WHAT IS NEEDED: Every line below that holds the string "Flash" should be copied out.

-----

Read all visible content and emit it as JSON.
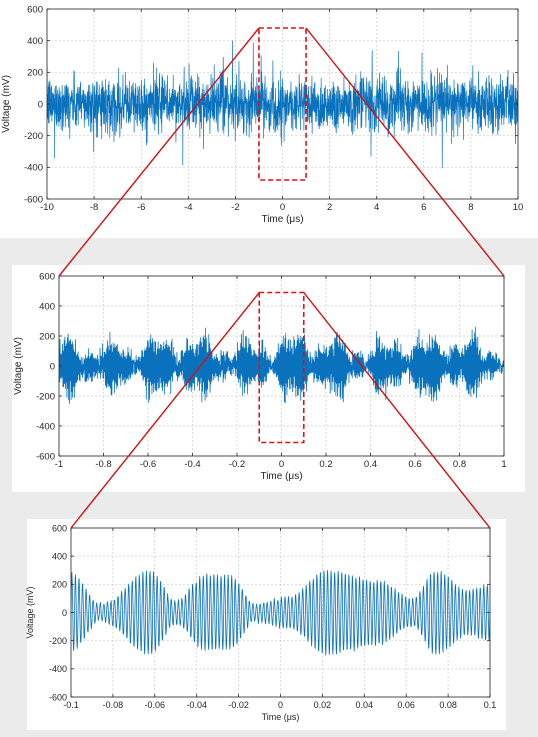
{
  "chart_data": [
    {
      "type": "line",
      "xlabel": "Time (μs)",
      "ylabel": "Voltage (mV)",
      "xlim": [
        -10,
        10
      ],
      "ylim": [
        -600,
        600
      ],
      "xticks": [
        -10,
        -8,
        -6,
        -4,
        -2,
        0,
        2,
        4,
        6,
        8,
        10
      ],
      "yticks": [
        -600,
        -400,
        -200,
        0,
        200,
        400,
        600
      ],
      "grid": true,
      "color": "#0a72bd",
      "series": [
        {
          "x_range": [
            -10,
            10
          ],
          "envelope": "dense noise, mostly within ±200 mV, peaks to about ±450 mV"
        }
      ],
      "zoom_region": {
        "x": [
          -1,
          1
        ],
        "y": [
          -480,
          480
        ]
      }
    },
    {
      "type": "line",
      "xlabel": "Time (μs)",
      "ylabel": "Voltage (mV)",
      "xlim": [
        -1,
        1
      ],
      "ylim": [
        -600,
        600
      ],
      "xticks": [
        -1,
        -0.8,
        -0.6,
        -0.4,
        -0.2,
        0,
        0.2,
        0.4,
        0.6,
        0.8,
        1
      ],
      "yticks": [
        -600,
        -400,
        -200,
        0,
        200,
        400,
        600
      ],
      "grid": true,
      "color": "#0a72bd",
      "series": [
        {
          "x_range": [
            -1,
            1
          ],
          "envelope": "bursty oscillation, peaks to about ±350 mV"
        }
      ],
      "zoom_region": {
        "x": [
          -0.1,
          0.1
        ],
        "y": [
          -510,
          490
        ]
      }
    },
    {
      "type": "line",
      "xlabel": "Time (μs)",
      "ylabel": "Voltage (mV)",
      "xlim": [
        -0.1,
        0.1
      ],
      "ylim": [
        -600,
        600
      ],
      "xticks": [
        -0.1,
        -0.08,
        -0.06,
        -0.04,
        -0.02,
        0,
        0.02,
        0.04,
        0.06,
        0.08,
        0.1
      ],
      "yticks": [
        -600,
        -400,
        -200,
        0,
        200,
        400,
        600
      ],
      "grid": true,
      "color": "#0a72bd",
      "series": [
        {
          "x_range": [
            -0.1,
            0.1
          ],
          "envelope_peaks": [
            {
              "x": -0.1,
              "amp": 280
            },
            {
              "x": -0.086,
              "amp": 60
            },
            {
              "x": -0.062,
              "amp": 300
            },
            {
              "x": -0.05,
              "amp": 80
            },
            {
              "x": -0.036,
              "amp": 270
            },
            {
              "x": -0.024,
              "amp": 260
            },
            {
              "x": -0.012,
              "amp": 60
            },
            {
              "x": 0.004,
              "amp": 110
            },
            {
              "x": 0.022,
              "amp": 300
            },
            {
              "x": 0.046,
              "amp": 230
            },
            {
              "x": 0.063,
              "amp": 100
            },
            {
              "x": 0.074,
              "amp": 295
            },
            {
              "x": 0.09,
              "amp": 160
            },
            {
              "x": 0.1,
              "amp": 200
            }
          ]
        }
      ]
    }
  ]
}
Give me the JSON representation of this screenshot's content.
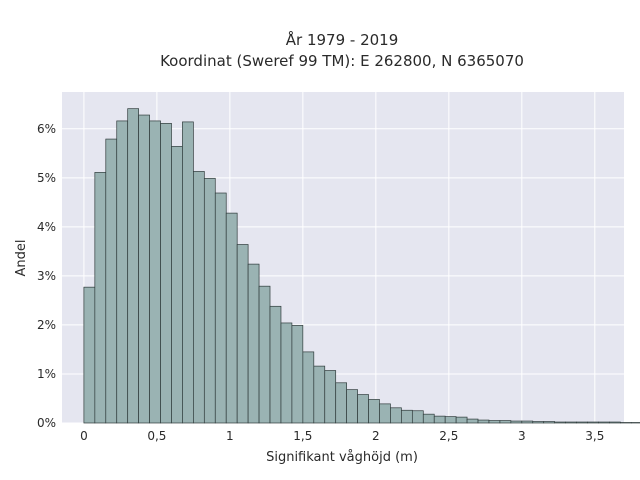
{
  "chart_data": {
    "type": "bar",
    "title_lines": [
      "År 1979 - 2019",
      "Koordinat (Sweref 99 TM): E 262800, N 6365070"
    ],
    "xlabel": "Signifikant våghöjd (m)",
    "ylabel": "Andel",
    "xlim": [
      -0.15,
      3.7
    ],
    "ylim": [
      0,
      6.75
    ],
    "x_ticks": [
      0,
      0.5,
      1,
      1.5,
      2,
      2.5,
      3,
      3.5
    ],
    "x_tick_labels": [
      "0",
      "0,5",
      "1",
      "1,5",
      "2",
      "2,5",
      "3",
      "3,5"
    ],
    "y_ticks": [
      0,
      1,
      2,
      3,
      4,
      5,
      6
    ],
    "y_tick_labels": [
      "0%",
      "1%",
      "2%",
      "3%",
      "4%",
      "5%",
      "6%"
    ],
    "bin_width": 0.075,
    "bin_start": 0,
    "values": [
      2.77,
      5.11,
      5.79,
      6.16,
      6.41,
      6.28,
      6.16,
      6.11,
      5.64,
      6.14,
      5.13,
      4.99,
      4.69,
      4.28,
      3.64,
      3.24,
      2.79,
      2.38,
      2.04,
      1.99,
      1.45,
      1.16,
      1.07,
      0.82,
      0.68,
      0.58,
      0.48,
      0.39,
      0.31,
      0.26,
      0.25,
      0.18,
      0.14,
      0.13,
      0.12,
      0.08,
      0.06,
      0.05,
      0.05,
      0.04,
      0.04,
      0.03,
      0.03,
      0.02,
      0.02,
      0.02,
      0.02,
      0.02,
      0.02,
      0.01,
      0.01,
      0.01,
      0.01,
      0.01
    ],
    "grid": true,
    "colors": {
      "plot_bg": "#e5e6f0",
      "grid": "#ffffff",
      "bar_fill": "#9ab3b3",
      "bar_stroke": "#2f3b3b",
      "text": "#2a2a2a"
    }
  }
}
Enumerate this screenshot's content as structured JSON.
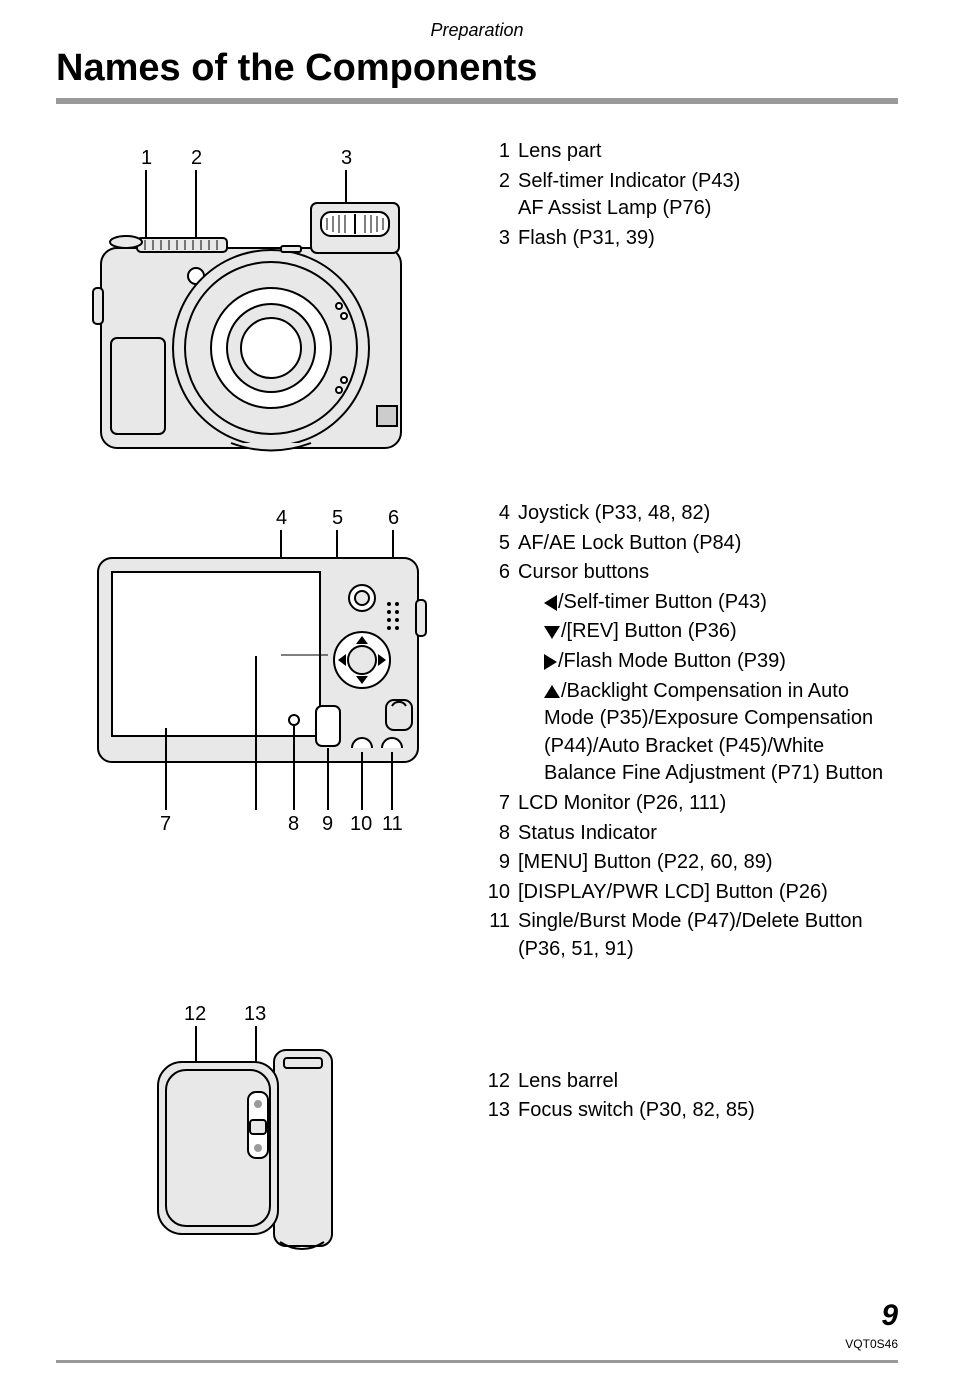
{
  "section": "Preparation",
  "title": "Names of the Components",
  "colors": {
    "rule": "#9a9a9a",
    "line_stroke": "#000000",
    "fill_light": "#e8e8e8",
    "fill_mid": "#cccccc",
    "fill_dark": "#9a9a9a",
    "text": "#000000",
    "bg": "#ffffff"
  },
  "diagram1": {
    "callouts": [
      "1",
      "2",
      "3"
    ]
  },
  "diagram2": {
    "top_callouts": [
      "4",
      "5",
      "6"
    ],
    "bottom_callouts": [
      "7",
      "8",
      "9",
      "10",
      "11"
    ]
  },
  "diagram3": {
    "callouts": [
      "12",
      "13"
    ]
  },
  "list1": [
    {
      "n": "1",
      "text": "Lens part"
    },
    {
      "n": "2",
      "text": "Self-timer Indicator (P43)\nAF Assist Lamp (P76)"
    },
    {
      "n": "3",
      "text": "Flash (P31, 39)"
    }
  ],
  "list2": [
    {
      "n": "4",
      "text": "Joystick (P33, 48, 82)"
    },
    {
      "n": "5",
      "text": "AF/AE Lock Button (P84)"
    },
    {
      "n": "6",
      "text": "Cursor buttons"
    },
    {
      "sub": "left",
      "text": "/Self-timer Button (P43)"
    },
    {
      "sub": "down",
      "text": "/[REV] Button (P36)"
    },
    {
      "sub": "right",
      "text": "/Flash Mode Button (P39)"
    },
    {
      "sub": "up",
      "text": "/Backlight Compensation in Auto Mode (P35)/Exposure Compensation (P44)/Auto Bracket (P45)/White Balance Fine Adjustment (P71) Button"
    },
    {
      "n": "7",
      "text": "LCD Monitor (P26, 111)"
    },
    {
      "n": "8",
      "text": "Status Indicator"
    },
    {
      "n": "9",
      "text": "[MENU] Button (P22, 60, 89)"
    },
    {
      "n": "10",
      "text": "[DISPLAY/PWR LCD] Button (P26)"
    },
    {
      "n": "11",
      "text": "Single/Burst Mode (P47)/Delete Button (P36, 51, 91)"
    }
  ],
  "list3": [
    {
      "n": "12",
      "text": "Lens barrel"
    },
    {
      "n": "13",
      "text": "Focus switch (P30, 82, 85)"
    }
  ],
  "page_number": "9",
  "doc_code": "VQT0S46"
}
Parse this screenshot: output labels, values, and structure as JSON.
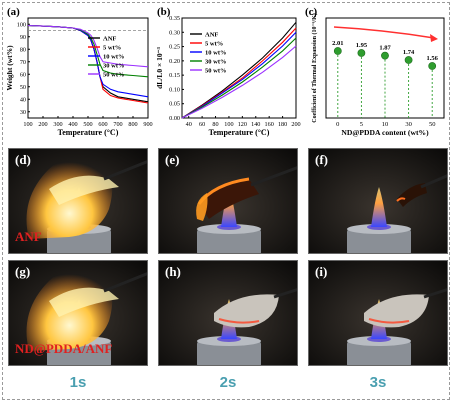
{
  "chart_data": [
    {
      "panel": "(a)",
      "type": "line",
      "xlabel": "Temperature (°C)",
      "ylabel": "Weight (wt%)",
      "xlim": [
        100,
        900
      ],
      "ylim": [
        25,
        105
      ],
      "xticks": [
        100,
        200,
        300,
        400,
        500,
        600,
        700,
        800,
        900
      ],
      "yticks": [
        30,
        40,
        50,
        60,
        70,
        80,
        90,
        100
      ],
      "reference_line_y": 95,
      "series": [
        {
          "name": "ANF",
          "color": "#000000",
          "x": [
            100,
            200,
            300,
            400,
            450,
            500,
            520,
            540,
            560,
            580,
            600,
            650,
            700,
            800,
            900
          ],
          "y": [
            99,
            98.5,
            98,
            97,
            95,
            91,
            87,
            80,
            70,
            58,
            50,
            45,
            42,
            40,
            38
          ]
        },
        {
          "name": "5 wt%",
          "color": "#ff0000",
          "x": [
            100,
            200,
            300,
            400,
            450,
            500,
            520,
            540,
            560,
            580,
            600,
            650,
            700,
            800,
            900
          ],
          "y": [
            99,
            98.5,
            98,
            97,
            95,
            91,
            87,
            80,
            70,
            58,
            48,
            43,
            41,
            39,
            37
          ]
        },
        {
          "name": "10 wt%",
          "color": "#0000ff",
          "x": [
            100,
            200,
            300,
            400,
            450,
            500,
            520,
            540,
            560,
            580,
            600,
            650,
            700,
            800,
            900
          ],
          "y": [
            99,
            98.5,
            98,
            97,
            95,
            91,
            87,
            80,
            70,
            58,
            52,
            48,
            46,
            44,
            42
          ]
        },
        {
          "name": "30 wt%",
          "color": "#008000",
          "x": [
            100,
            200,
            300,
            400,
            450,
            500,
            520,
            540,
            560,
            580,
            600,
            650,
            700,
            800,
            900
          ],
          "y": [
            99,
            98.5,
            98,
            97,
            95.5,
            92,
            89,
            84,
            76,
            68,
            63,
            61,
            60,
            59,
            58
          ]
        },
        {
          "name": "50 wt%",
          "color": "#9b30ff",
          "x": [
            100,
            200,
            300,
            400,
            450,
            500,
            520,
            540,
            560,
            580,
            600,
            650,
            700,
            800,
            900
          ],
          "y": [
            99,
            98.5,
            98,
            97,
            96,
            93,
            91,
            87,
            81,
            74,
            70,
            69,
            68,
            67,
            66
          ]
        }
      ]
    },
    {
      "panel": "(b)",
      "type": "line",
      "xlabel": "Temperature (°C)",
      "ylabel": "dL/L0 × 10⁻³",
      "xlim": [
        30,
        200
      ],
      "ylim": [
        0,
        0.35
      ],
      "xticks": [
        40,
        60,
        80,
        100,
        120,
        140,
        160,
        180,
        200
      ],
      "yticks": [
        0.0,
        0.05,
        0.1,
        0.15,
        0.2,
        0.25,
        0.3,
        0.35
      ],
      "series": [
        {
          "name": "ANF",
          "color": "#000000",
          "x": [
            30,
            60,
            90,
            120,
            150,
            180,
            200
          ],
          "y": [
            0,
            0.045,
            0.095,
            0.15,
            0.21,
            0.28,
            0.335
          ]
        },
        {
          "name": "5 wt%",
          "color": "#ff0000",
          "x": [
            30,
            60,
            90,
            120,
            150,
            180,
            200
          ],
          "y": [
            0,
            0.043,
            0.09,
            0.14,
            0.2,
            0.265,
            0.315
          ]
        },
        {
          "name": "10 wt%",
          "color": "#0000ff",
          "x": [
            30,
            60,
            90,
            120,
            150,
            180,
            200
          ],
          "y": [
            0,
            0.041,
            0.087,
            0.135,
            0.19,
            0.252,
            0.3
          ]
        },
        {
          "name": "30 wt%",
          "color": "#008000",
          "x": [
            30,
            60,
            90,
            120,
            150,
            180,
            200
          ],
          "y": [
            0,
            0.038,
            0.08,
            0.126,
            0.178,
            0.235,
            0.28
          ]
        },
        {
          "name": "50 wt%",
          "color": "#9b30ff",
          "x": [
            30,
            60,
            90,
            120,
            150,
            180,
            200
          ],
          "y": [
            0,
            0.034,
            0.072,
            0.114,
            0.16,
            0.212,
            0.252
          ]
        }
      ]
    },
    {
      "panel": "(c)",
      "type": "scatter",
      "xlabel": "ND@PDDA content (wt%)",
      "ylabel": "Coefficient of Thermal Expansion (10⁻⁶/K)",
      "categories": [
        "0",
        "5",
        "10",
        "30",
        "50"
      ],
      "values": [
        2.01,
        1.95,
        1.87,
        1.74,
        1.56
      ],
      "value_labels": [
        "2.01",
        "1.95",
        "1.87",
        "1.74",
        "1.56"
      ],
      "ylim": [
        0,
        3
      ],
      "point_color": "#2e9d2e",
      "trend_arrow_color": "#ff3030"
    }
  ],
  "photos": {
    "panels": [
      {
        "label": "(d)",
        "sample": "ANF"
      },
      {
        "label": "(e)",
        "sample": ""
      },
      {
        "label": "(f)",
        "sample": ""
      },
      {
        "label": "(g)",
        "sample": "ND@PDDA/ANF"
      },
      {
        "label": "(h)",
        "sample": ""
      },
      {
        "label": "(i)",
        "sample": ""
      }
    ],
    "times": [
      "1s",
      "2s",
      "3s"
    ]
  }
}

-----

SOLUTION FOR THIS PROBLEM:
      "text": "Flash (P31, 39)"
      "text": "/Flash Mode Button (P39)"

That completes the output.